--- WHAT THE EXERCISE ASKS ---
Nothing may be dropped or altered: reproduce all the data.

________________

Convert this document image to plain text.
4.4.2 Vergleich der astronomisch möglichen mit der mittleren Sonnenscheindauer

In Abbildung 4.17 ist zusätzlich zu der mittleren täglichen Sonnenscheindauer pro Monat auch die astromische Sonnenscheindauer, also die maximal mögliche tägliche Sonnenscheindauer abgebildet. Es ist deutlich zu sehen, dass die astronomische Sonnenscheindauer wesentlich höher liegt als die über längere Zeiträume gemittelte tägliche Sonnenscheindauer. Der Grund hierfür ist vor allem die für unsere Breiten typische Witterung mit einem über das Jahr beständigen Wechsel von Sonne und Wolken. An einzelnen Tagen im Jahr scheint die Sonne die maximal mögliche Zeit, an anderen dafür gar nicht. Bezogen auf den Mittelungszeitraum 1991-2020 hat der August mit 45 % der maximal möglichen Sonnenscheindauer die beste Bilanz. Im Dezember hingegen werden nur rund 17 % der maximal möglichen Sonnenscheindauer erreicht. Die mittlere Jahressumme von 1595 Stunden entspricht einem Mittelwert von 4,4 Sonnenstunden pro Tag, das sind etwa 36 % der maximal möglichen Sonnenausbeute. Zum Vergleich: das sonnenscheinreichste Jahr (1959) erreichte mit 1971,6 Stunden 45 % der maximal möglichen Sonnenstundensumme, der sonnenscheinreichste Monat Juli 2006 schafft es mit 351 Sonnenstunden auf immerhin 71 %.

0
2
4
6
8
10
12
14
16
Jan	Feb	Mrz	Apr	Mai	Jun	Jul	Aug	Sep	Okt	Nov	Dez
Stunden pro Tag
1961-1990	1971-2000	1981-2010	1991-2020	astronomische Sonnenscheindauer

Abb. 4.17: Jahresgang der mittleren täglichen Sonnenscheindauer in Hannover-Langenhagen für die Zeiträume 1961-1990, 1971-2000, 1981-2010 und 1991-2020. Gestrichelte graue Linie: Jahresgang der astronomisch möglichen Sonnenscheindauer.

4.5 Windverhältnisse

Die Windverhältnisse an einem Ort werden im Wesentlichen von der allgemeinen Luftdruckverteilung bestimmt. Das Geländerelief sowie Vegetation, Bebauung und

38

________________

--- EXERCISE SOLUTION ---
Convert this document image to plain text.
4.4.2 Vergleich der astronomisch möglichen mit der mittleren Sonnenscheindauer

In Abbildung 4.17 ist zusätzlich zu der mittleren täglichen Sonnenscheindauer pro Monat auch die astromische Sonnenscheindauer, also die maximal mögliche tägliche Sonnenscheindauer abgebildet. Es ist deutlich zu sehen, dass die astronomische Sonnenscheindauer wesentlich höher liegt als die über längere Zeiträume gemittelte tägliche Sonnenscheindauer. Der Grund hierfür ist vor allem die für unsere Breiten typische Witterung mit einem über das Jahr beständigen Wechsel von Sonne und Wolken. An einzelnen Tagen im Jahr scheint die Sonne die maximal mögliche Zeit, an anderen dafür gar nicht. Bezogen auf den Mittelungszeitraum 1991-2020 hat der August mit 45 % der maximal möglichen Sonnenscheindauer die beste Bilanz. Im Dezember hingegen werden nur rund 17 % der maximal möglichen Sonnenscheindauer erreicht. Die mittlere Jahressumme von 1595 Stunden entspricht einem Mittelwert von 4,4 Sonnenstunden pro Tag, das sind etwa 36 % der maximal möglichen Sonnenausbeute. Zum Vergleich: das sonnenscheinreichste Jahr (1959) erreichte mit 1971,6 Stunden 45 % der maximal möglichen Sonnenstundensumme, der sonnenscheinreichste Monat Juli 2006 schafft es mit 351 Sonnenstunden auf immerhin 71 %.

0
2
4
6
8
10
12
14
16
Jan	Feb	Mrz	Apr	Mai	Jun	Jul	Aug	Sep	Okt	Nov	Dez
Stunden pro Tag
1961-1990	1971-2000	1981-2010	1991-2020	astronomische Sonnenscheindauer

Abb. 4.17: Jahresgang der mittleren täglichen Sonnenscheindauer in Hannover-Langenhagen für die Zeiträume 1961-1990, 1971-2000, 1981-2010 und 1991-2020. Gestrichelte graue Linie: Jahresgang der astronomisch möglichen Sonnenscheindauer.

4.5 Windverhältnisse

Die Windverhältnisse an einem Ort werden im Wesentlichen von der allgemeinen Luftdruckverteilung bestimmt. Das Geländerelief sowie Vegetation, Bebauung und

38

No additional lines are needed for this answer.